▽

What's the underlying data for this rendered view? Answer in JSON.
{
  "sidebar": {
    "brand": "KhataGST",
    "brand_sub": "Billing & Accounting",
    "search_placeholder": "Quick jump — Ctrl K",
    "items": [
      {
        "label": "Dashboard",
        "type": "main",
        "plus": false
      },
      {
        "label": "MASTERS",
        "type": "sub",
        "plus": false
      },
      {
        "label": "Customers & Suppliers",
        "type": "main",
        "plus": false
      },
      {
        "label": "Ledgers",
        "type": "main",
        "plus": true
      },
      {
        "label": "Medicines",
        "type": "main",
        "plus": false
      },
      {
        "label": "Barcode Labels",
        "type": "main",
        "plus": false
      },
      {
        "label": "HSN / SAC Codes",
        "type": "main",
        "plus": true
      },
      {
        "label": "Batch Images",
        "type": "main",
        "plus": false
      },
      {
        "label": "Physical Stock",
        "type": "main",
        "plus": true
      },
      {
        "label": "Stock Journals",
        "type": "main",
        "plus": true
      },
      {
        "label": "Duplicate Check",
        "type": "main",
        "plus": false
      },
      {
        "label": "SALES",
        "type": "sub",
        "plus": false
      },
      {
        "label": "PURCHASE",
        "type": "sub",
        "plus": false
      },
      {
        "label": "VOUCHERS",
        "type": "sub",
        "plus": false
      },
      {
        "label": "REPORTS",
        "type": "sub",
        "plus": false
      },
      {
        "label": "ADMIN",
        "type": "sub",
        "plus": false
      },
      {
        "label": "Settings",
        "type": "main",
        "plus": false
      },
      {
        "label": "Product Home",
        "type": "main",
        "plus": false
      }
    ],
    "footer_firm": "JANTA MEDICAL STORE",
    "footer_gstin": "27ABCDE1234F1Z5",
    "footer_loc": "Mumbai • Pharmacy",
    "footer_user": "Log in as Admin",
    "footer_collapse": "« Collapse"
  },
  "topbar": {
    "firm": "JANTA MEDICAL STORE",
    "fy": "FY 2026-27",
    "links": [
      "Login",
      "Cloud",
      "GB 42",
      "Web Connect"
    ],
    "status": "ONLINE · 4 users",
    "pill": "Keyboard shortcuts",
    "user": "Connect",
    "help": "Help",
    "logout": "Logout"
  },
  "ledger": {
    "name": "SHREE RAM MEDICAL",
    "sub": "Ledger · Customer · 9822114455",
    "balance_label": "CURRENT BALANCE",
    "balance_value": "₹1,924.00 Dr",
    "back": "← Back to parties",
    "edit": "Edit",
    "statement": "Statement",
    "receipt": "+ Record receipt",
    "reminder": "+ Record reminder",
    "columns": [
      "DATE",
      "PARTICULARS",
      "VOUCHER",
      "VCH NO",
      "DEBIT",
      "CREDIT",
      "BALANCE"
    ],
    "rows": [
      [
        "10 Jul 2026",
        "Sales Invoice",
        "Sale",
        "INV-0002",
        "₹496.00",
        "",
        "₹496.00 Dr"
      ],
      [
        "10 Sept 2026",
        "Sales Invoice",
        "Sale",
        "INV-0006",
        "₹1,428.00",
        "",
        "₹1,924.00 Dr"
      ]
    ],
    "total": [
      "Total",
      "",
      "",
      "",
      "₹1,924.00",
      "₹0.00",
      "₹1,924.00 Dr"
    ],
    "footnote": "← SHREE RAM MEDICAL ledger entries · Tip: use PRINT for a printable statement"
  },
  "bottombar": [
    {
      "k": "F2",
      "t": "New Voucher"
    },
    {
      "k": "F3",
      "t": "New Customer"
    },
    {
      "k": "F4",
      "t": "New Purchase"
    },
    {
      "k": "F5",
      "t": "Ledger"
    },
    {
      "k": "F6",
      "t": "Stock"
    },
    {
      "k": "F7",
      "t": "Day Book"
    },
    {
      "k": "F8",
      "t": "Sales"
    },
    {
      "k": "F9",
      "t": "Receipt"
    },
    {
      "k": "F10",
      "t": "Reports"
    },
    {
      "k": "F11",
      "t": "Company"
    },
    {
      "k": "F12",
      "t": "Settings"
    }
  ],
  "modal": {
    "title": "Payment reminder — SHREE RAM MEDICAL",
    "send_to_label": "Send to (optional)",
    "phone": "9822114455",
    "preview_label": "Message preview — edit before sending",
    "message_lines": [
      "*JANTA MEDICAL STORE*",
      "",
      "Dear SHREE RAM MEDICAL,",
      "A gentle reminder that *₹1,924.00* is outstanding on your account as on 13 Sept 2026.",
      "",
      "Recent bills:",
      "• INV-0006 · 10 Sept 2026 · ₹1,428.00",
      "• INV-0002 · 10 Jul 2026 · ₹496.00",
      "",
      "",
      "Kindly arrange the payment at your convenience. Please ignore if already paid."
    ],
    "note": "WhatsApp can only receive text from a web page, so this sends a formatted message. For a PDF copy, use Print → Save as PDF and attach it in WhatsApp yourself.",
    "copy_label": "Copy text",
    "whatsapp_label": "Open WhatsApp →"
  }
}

△

- TASK GOAL -
Take the entries and copy them out exactly.

- RESULT OF THIS EXERCISE -
What's the underlying data for this rendered view? Answer in JSON.
{
  "sidebar": {
    "brand": "KhataGST",
    "brand_sub": "Billing & Accounting",
    "search_placeholder": "Quick jump — Ctrl K",
    "items": [
      {
        "label": "Dashboard",
        "type": "main",
        "plus": false
      },
      {
        "label": "MASTERS",
        "type": "sub",
        "plus": false
      },
      {
        "label": "Customers & Suppliers",
        "type": "main",
        "plus": false
      },
      {
        "label": "Ledgers",
        "type": "main",
        "plus": true
      },
      {
        "label": "Medicines",
        "type": "main",
        "plus": false
      },
      {
        "label": "Barcode Labels",
        "type": "main",
        "plus": false
      },
      {
        "label": "HSN / SAC Codes",
        "type": "main",
        "plus": true
      },
      {
        "label": "Batch Images",
        "type": "main",
        "plus": false
      },
      {
        "label": "Physical Stock",
        "type": "main",
        "plus": true
      },
      {
        "label": "Stock Journals",
        "type": "main",
        "plus": true
      },
      {
        "label": "Duplicate Check",
        "type": "main",
        "plus": false
      },
      {
        "label": "SALES",
        "type": "sub",
        "plus": false
      },
      {
        "label": "PURCHASE",
        "type": "sub",
        "plus": false
      },
      {
        "label": "VOUCHERS",
        "type": "sub",
        "plus": false
      },
      {
        "label": "REPORTS",
        "type": "sub",
        "plus": false
      },
      {
        "label": "ADMIN",
        "type": "sub",
        "plus": false
      },
      {
        "label": "Settings",
        "type": "main",
        "plus": false
      },
      {
        "label": "Product Home",
        "type": "main",
        "plus": false
      }
    ],
    "footer_firm": "JANTA MEDICAL STORE",
    "footer_gstin": "27ABCDE1234F1Z5",
    "footer_loc": "Mumbai • Pharmacy",
    "footer_user": "Log in as Admin",
    "footer_collapse": "« Collapse"
  },
  "topbar": {
    "firm": "JANTA MEDICAL STORE",
    "fy": "FY 2026-27",
    "links": [
      "Login",
      "Cloud",
      "GB 42",
      "Web Connect"
    ],
    "status": "ONLINE · 4 users",
    "pill": "Keyboard shortcuts",
    "user": "Connect",
    "help": "Help",
    "logout": "Logout"
  },
  "ledger": {
    "name": "SHREE RAM MEDICAL",
    "sub": "Ledger · Customer · 9822114455",
    "balance_label": "CURRENT BALANCE",
    "balance_value": "₹1,924.00 Dr",
    "back": "← Back to parties",
    "edit": "Edit",
    "statement": "Statement",
    "receipt": "+ Record receipt",
    "reminder": "+ Record reminder",
    "columns": [
      "DATE",
      "PARTICULARS",
      "VOUCHER",
      "VCH NO",
      "DEBIT",
      "CREDIT",
      "BALANCE"
    ],
    "rows": [
      [
        "10 Jul 2026",
        "Sales Invoice",
        "Sale",
        "INV-0002",
        "₹496.00",
        "",
        "₹496.00 Dr"
      ],
      [
        "10 Sept 2026",
        "Sales Invoice",
        "Sale",
        "INV-0006",
        "₹1,428.00",
        "",
        "₹1,924.00 Dr"
      ]
    ],
    "total": [
      "Total",
      "",
      "",
      "",
      "₹1,924.00",
      "₹0.00",
      "₹1,924.00 Dr"
    ],
    "footnote": "← SHREE RAM MEDICAL ledger entries · Tip: use PRINT for a printable statement"
  },
  "bottombar": [
    {
      "k": "F2",
      "t": "New Voucher"
    },
    {
      "k": "F3",
      "t": "New Customer"
    },
    {
      "k": "F4",
      "t": "New Purchase"
    },
    {
      "k": "F5",
      "t": "Ledger"
    },
    {
      "k": "F6",
      "t": "Stock"
    },
    {
      "k": "F7",
      "t": "Day Book"
    },
    {
      "k": "F8",
      "t": "Sales"
    },
    {
      "k": "F9",
      "t": "Receipt"
    },
    {
      "k": "F10",
      "t": "Reports"
    },
    {
      "k": "F11",
      "t": "Company"
    },
    {
      "k": "F12",
      "t": "Settings"
    }
  ],
  "modal": {
    "title": "Payment reminder — SHREE RAM MEDICAL",
    "send_to_label": "Send to (optional)",
    "phone": "9822114455",
    "preview_label": "Message preview — edit before sending",
    "message_lines": [
      "*JANTA MEDICAL STORE*",
      "",
      "Dear SHREE RAM MEDICAL,",
      "A gentle reminder that *₹1,924.00* is outstanding on your account as on 13 Sept 2026.",
      "",
      "Recent bills:",
      "• INV-0006 · 10 Sept 2026 · ₹1,428.00",
      "• INV-0002 · 10 Jul 2026 · ₹496.00",
      "",
      "",
      "Kindly arrange the payment at your convenience. Please ignore if already paid."
    ],
    "note": "WhatsApp can only receive text from a web page, so this sends a formatted message. For a PDF copy, use Print → Save as PDF and attach it in WhatsApp yourself.",
    "copy_label": "Copy text",
    "whatsapp_label": "Open WhatsApp →"
  }
}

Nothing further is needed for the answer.